Your task is to copy the listing exactly. Drop any pictures from the copy.

:::

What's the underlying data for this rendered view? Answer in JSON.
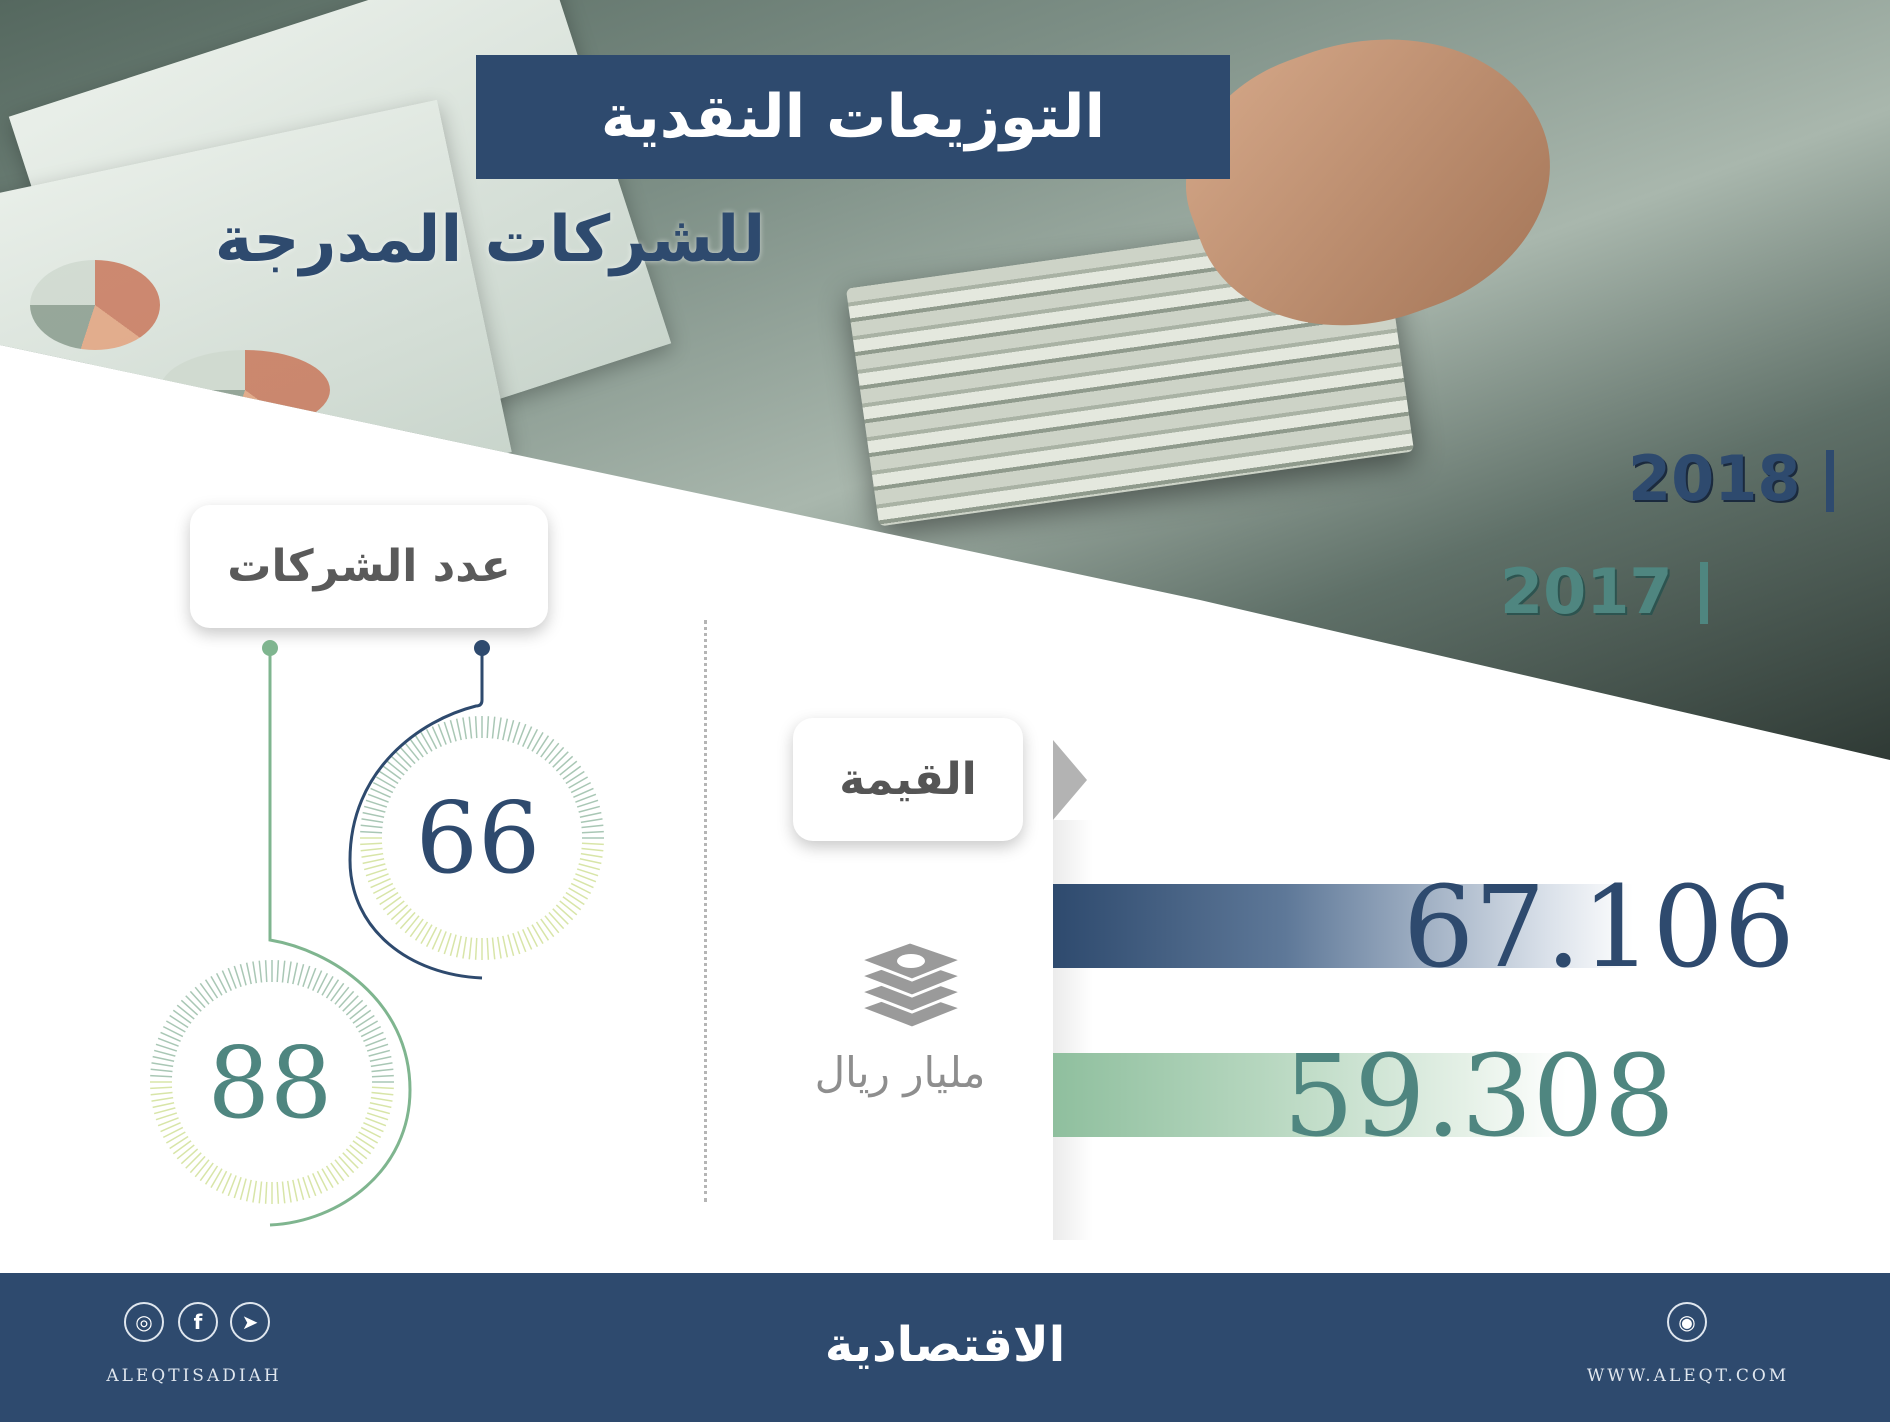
{
  "title": {
    "line1": "التوزيعات النقدية",
    "line2": "للشركات المدرجة"
  },
  "legend": {
    "year_2018": "2018",
    "year_2017": "2017",
    "color_2018": "#2e4a6e",
    "color_2017": "#4f8680"
  },
  "companies": {
    "label": "عدد الشركات",
    "count_2018": "66",
    "count_2017": "88"
  },
  "value": {
    "label": "القيمة",
    "unit": "مليار ريال",
    "value_2018": "67.106",
    "value_2017": "59.308"
  },
  "footer": {
    "logo": "الاقتصادية",
    "handle": "ALEQTISADIAH",
    "website": "WWW.ALEQT.COM",
    "social_icons": [
      "instagram-icon",
      "facebook-icon",
      "twitter-icon",
      "dribbble-icon"
    ],
    "background": "#2e4a6e"
  }
}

:::

#### RESULT
What's the underlying data for this rendered view? Answer in JSON.
{
  "title": {
    "line1": "التوزيعات النقدية",
    "line2": "للشركات المدرجة"
  },
  "legend": {
    "year_2018": "2018",
    "year_2017": "2017",
    "color_2018": "#2e4a6e",
    "color_2017": "#4f8680"
  },
  "companies": {
    "label": "عدد الشركات",
    "count_2018": "66",
    "count_2017": "88"
  },
  "value": {
    "label": "القيمة",
    "unit": "مليار ريال",
    "value_2018": "67.106",
    "value_2017": "59.308"
  },
  "footer": {
    "logo": "الاقتصادية",
    "handle": "ALEQTISADIAH",
    "website": "WWW.ALEQT.COM",
    "social_icons": [
      "instagram-icon",
      "facebook-icon",
      "twitter-icon",
      "dribbble-icon"
    ],
    "background": "#2e4a6e"
  }
}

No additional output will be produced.